Request
Write out exactly the lines between the line containing "Convert this screenshot" and the end of the records, counting both ends, and leave out all pictures.

··· Data to process ···

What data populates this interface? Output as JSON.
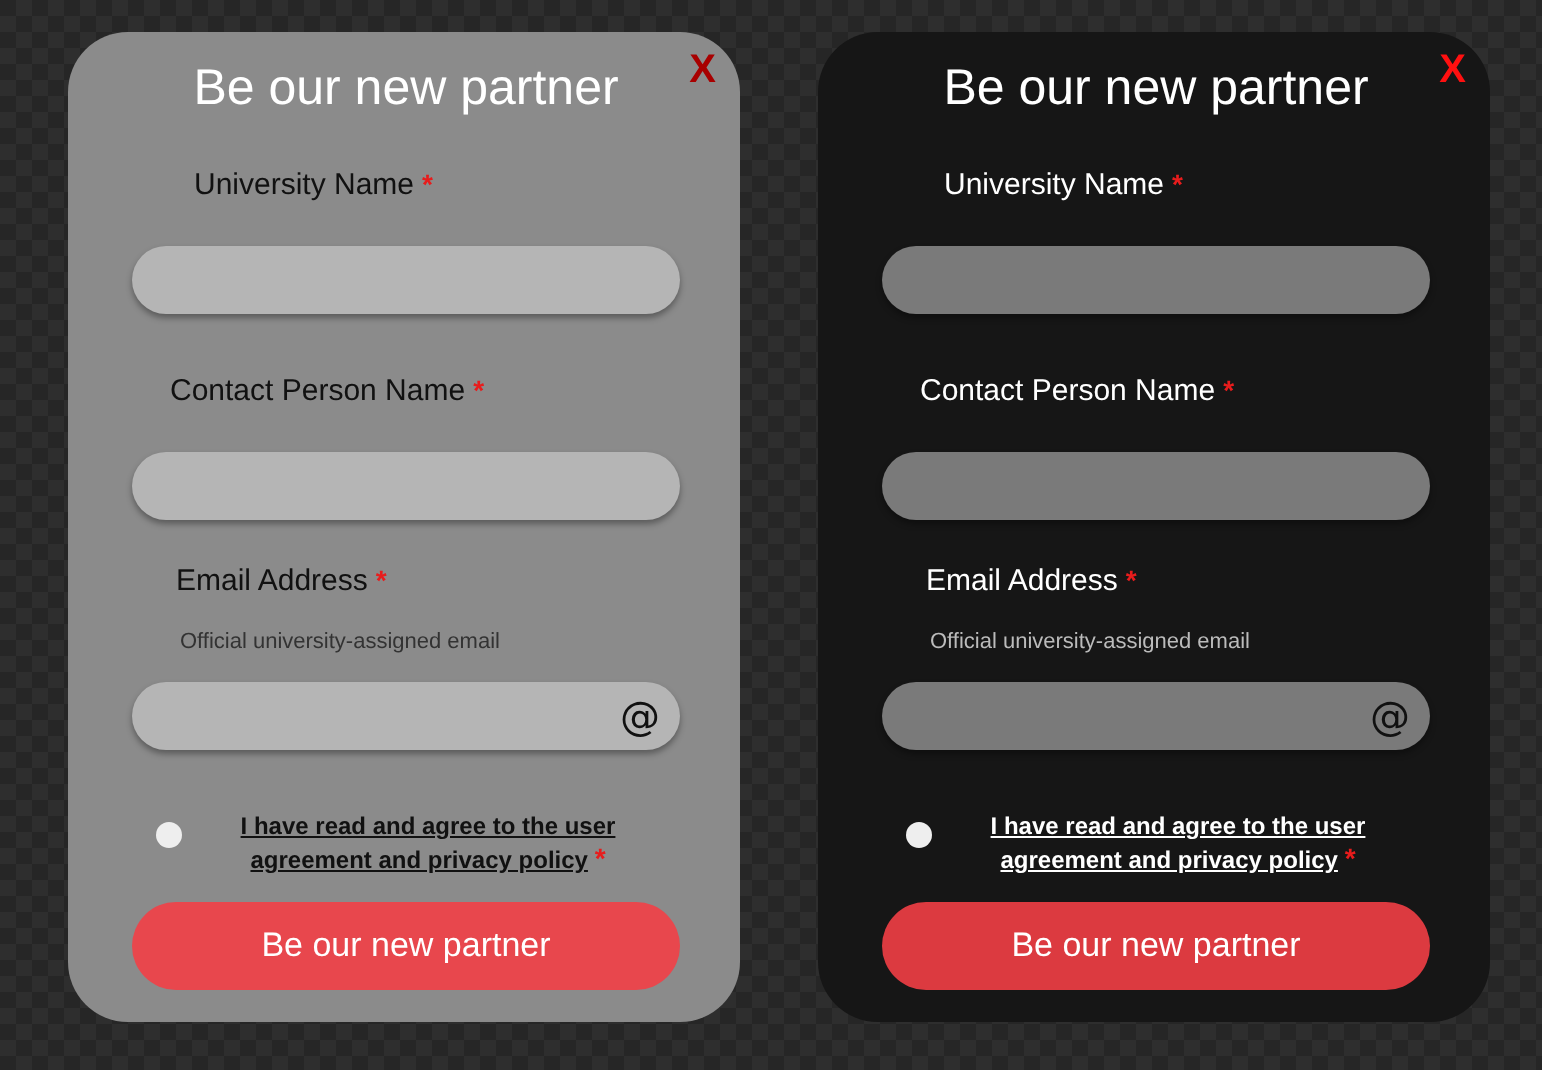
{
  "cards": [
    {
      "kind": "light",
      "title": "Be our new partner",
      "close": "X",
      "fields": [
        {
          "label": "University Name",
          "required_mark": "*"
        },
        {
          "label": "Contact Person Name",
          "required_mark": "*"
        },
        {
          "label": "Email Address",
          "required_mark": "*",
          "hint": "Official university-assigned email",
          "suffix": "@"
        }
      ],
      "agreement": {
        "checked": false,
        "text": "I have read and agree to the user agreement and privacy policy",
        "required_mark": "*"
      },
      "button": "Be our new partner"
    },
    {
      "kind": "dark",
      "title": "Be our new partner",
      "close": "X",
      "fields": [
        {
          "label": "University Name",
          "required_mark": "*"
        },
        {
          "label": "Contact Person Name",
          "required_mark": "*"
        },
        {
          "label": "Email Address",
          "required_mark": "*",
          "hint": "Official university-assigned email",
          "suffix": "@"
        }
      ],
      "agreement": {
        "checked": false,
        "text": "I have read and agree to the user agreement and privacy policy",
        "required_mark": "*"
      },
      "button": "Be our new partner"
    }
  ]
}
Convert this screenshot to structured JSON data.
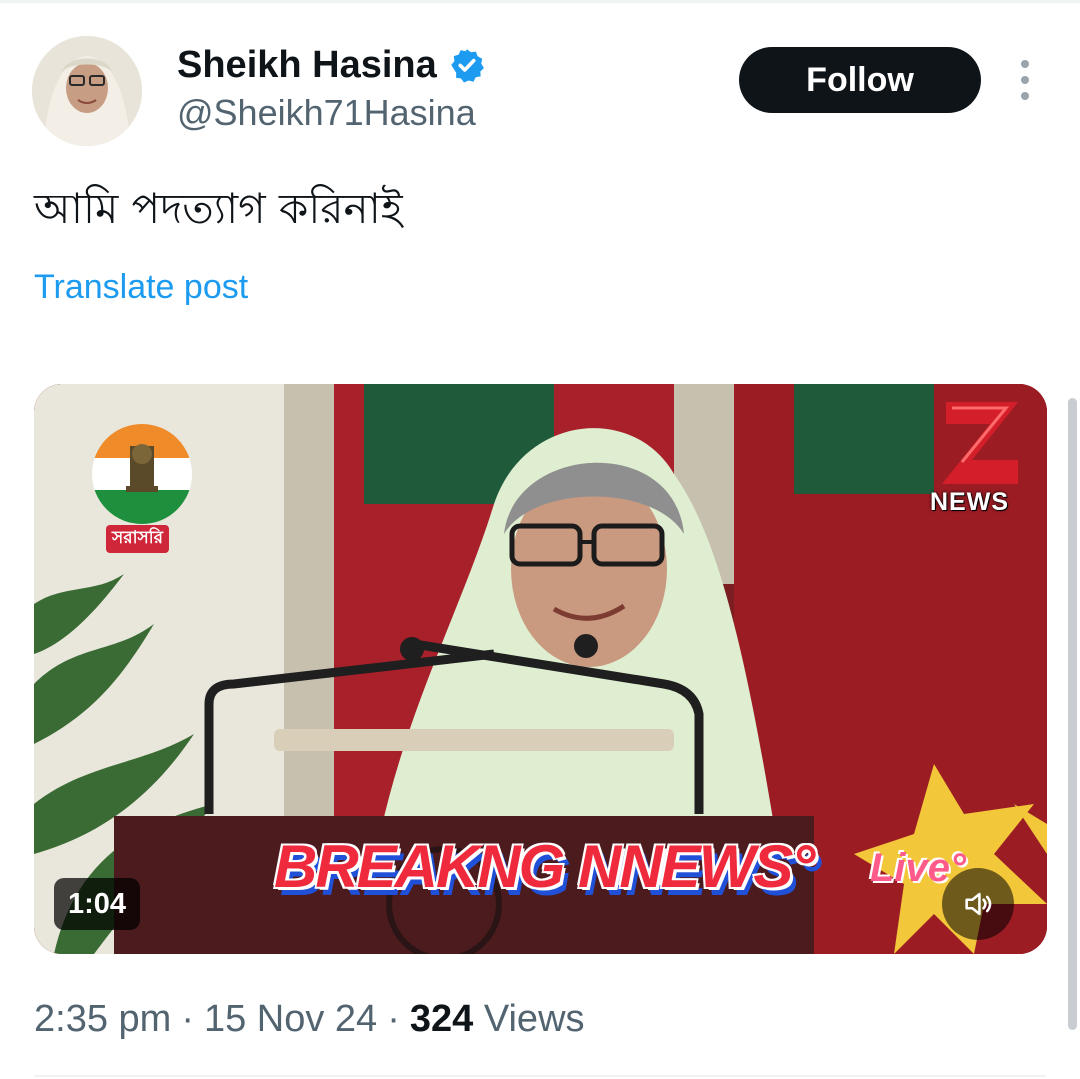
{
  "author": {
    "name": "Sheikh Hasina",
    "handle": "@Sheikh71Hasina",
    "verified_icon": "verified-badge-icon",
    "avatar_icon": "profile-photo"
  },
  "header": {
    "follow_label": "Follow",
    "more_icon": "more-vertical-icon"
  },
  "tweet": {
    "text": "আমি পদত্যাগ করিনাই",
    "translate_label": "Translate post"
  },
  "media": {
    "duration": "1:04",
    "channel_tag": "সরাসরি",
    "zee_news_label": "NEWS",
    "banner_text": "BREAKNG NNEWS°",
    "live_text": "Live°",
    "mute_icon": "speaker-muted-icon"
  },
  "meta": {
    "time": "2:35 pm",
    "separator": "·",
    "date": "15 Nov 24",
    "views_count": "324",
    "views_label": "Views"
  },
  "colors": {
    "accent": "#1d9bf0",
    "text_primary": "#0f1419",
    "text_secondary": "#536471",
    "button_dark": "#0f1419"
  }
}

···

Answer for this exercise
Convert this screenshot to structured JSON data.
{
  "author": {
    "name": "Sheikh Hasina",
    "handle": "@Sheikh71Hasina",
    "verified_icon": "verified-badge-icon",
    "avatar_icon": "profile-photo"
  },
  "header": {
    "follow_label": "Follow",
    "more_icon": "more-vertical-icon"
  },
  "tweet": {
    "text": "আমি পদত্যাগ করিনাই",
    "translate_label": "Translate post"
  },
  "media": {
    "duration": "1:04",
    "channel_tag": "সরাসরি",
    "zee_news_label": "NEWS",
    "banner_text": "BREAKNG NNEWS°",
    "live_text": "Live°",
    "mute_icon": "speaker-muted-icon"
  },
  "meta": {
    "time": "2:35 pm",
    "separator": "·",
    "date": "15 Nov 24",
    "views_count": "324",
    "views_label": "Views"
  },
  "colors": {
    "accent": "#1d9bf0",
    "text_primary": "#0f1419",
    "text_secondary": "#536471",
    "button_dark": "#0f1419"
  }
}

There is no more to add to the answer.